Directions for this task >> Of all the lines in the material, how many contain the word "least"? State the number alone.

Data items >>
════════

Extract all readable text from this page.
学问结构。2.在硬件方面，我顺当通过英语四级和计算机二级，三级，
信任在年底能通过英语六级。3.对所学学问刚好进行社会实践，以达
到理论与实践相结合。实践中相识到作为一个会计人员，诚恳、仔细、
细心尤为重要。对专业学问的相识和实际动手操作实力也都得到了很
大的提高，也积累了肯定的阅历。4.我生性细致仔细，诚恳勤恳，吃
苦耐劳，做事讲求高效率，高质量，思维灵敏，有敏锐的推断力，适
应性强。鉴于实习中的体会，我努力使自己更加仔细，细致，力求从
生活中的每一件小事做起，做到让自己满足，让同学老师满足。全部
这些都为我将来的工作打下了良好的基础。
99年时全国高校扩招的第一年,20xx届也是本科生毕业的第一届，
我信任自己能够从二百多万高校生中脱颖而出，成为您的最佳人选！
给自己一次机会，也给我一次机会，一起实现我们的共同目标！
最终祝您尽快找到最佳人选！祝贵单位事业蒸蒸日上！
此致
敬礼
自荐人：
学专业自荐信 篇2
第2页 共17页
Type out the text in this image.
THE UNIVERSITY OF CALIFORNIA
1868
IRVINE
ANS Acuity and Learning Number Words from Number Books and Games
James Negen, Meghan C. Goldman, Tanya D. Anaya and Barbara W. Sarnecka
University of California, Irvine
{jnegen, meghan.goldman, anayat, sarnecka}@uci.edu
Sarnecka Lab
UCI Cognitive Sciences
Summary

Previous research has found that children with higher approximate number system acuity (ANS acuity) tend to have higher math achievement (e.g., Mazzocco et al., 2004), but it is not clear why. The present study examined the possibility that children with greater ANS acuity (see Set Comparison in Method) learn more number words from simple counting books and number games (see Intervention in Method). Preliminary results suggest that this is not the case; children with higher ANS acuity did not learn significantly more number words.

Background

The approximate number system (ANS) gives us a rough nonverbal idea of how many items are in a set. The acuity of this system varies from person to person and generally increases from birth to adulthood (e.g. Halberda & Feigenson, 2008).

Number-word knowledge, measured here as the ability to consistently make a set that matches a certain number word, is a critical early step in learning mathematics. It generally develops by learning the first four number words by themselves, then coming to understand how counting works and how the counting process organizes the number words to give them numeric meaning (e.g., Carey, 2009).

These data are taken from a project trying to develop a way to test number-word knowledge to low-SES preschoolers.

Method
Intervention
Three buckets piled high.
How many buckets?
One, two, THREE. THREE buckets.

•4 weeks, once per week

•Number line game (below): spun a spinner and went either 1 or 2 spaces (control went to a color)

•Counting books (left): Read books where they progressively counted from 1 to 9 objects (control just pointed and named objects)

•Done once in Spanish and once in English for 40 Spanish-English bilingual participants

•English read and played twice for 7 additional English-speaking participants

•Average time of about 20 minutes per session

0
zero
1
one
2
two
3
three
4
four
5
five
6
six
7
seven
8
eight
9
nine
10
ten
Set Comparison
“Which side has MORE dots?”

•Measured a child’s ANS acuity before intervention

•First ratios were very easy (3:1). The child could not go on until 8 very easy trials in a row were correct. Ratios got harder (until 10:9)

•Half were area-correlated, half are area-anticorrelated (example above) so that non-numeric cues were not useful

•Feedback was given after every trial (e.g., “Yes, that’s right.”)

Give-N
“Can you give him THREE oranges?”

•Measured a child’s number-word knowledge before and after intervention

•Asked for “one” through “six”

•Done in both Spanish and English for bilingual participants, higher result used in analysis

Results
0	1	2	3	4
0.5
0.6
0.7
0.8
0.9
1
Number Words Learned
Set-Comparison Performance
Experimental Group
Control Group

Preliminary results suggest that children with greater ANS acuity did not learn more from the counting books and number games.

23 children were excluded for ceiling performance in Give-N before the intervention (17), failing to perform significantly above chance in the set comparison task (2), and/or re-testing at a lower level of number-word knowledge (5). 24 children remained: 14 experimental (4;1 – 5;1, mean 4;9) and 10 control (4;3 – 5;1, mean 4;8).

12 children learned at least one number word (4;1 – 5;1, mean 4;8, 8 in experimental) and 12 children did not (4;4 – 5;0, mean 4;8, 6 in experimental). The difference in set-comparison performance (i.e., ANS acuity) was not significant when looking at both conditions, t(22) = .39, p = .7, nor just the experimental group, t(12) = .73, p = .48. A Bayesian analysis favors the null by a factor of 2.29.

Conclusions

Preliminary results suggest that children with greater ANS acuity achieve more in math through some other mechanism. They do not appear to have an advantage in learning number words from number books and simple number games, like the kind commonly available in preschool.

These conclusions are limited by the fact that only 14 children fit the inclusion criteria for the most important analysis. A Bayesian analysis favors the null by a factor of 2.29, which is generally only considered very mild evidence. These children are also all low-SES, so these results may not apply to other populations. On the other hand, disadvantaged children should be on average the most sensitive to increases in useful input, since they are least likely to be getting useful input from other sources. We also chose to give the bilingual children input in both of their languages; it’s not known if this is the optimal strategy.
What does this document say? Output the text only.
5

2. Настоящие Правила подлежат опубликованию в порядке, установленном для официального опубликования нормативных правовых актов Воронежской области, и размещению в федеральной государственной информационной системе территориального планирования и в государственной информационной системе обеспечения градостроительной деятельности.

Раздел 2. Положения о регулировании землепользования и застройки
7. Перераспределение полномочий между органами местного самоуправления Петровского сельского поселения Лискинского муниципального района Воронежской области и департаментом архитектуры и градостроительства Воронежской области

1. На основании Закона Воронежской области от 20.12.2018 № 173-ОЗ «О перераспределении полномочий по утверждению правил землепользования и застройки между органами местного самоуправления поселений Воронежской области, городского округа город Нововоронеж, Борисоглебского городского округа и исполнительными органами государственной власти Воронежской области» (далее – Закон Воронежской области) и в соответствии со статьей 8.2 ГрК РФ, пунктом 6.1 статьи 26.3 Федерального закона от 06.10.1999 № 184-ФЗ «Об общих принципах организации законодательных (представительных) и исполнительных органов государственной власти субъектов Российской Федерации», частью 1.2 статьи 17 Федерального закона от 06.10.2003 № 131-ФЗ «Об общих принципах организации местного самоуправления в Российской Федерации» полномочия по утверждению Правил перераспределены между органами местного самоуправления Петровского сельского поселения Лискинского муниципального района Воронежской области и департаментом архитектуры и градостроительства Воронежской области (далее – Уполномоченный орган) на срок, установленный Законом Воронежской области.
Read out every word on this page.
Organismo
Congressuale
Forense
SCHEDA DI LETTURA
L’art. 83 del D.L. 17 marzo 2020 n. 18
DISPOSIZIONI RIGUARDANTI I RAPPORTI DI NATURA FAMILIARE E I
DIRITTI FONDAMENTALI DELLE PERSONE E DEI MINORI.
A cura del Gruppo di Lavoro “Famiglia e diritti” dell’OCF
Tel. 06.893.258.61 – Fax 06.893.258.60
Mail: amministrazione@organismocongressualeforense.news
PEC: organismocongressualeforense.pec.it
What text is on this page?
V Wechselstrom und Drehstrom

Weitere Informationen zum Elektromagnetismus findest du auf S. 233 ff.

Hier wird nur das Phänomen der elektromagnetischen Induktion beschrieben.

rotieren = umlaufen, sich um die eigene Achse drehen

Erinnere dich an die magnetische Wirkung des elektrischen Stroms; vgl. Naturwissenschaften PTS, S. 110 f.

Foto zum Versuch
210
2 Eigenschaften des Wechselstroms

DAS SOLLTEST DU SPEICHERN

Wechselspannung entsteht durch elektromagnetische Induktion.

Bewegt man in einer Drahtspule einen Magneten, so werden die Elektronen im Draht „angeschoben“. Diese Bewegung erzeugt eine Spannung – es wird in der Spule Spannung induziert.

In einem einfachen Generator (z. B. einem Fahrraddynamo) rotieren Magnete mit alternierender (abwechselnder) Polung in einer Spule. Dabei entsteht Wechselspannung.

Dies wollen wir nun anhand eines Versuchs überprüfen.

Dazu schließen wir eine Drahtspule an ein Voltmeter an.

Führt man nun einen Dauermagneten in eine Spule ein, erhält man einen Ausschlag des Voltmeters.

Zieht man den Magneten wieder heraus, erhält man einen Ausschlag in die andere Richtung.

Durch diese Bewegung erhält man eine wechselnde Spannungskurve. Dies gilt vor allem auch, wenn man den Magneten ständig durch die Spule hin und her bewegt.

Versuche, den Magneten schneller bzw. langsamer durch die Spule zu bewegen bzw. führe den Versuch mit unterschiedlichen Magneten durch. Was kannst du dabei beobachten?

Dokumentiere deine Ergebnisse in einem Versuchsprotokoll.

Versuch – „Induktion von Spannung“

════════

Final result >> 2